Problème à résoudre. Dans le texte sur le sens commun, à quoi Descartes assimile-t-il le sens commun ? Répondez en une phrase, s'il vous plaît.

Texte choisi.
※

À l’épreuve de la pratique, quand on envisage un sujet universel, il arrive souvent que l’on se pose une question à la fois éthique et métaphysique : puis-je parler au nom d’autrui ? Comment une personne particulière peut-elle concevoir des vérités générales sur l’être humain ? La discipline philosophique véhicule le présupposé qu’il est possible aux humains de concevoir un universel, d’envisager ce qu’un autrui quelconque, ce que quelqu'un en général, penserait. On nomme cette faculté le sens commun, et Descartes (qui l’assimile au bon sens) résume ainsi cette croyance métaphysique : « le bon sens est la chose du monde la mieux partagée ». Certes chacun.e a la possibilité de juger du vrai et du faux en imaginant un sujet général -- il s’agit d’un potentiel commun. Toutefois, le sens commun se développe et peut devenir une intuition de plus en plus précise, aiguisée par la connaissance des subjectivités humaines. En pratiquant la philosophie, on exerce rationnellement son imagination, en se demandant : qu’est-ce qu’autrui penserait de mon idée ? En général, les gens la trouveraient-ils claire ou non, sensée ou non, consensuelle ou surprenante ? On emploie l’imagination comme un outil de connaissance des autres et du monde. Puis on vérifie sa valeur, en demandant en effet à d’autres leur avis. Si Kondiaronk prétend que tou.tes les Huron.nes ont accès à la sagesse et à la raison, contrairement aux Français, c’est en grande partie car ils et elles dialoguent ensemble continuellement, s’expriment, décident, se contre-disent. L’exercice répété de l’imagination rationnelle et du dialogue forment ainsi le cœur d’une pratique de la philosophie.

※

Entrées fournies.

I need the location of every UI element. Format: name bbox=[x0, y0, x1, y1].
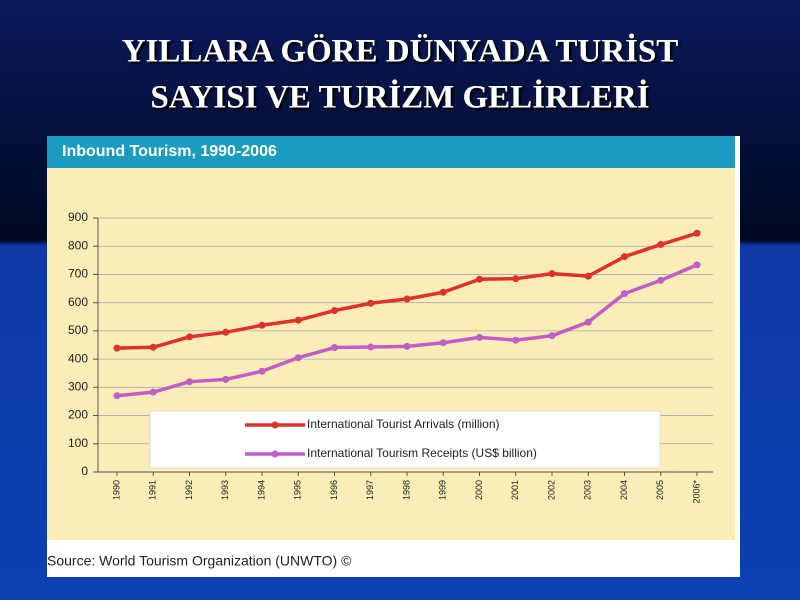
y-tick-label: 300 bbox=[68, 380, 88, 394]
data-point bbox=[149, 388, 157, 396]
data-point bbox=[258, 367, 266, 375]
y-tick-label: 0 bbox=[81, 464, 88, 478]
chart-header bbox=[47, 136, 735, 168]
legend-label: International Tourism Receipts (US$ bill… bbox=[307, 446, 537, 460]
data-point bbox=[512, 275, 520, 283]
legend-swatch-dot bbox=[271, 421, 279, 429]
y-tick-label: 600 bbox=[68, 295, 88, 309]
data-point bbox=[294, 354, 302, 362]
y-tick-label: 800 bbox=[68, 238, 88, 252]
data-point bbox=[258, 321, 266, 329]
data-point bbox=[113, 344, 121, 352]
data-point bbox=[657, 276, 665, 284]
x-tick-label: 2003 bbox=[583, 480, 593, 500]
data-point bbox=[331, 344, 338, 352]
data-point bbox=[222, 328, 230, 336]
y-tick-label: 400 bbox=[68, 351, 88, 365]
data-point bbox=[548, 270, 556, 278]
data-point bbox=[621, 290, 628, 298]
data-point bbox=[476, 275, 483, 283]
data-point bbox=[186, 378, 193, 386]
data-point bbox=[548, 332, 556, 340]
plot-background bbox=[47, 168, 735, 540]
slide-title: SAYISI VE TURİZM GELİRLERİ bbox=[150, 78, 649, 116]
y-tick-label: 900 bbox=[68, 210, 88, 224]
data-point bbox=[693, 261, 701, 269]
x-tick-label: 1992 bbox=[184, 480, 194, 500]
x-tick-label: 2001 bbox=[510, 480, 520, 500]
data-point bbox=[367, 343, 375, 351]
x-tick-label: 1993 bbox=[220, 480, 230, 500]
data-point bbox=[584, 272, 592, 280]
legend bbox=[149, 410, 661, 469]
slide-title: YILLARA GÖRE DÜNYADA TURİST bbox=[122, 32, 679, 70]
source: Source: World Tourism Organization (UNWT… bbox=[47, 553, 352, 569]
data-point bbox=[439, 339, 447, 347]
data-point bbox=[331, 307, 338, 315]
y-tick-label: 700 bbox=[68, 267, 88, 281]
data-point bbox=[149, 343, 157, 351]
x-tick-label: 1990 bbox=[111, 480, 121, 500]
data-point bbox=[584, 318, 592, 326]
x-tick-label: 1999 bbox=[438, 480, 448, 500]
data-point bbox=[693, 229, 701, 237]
x-tick-label: 1995 bbox=[293, 480, 303, 500]
x-tick-label: 2006* bbox=[691, 480, 701, 504]
legend-swatch-dot bbox=[271, 450, 279, 458]
x-tick-label: 2002 bbox=[546, 480, 556, 500]
y-tick-label: 100 bbox=[68, 436, 88, 450]
y-tick-label: 200 bbox=[68, 408, 88, 422]
legend-label: International Tourist Arrivals (million) bbox=[307, 417, 500, 431]
data-point bbox=[439, 288, 447, 296]
data-point bbox=[367, 299, 375, 307]
x-tick-label: 2005 bbox=[655, 480, 665, 500]
x-tick-label: 1994 bbox=[256, 480, 266, 500]
data-point bbox=[403, 295, 411, 303]
data-point bbox=[294, 316, 302, 324]
data-point bbox=[403, 342, 411, 350]
data-point bbox=[512, 336, 520, 344]
data-point bbox=[186, 333, 193, 341]
x-tick-label: 1998 bbox=[401, 480, 411, 500]
data-point bbox=[657, 241, 665, 249]
data-point bbox=[476, 333, 483, 341]
chart-title: Inbound Tourism, 1990-2006 bbox=[62, 143, 277, 160]
x-tick-label: 1996 bbox=[329, 480, 339, 500]
y-tick-label: 500 bbox=[68, 323, 88, 337]
x-tick-label: 1991 bbox=[148, 480, 158, 500]
x-tick-label: 1997 bbox=[365, 480, 375, 500]
data-point bbox=[113, 392, 121, 400]
data-point bbox=[222, 375, 230, 383]
x-tick-label: 2004 bbox=[619, 480, 629, 500]
x-tick-label: 2000 bbox=[474, 480, 484, 500]
data-point bbox=[621, 253, 628, 261]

※

Réponse rédigée. Descartes assimile le sens commun au bon sens.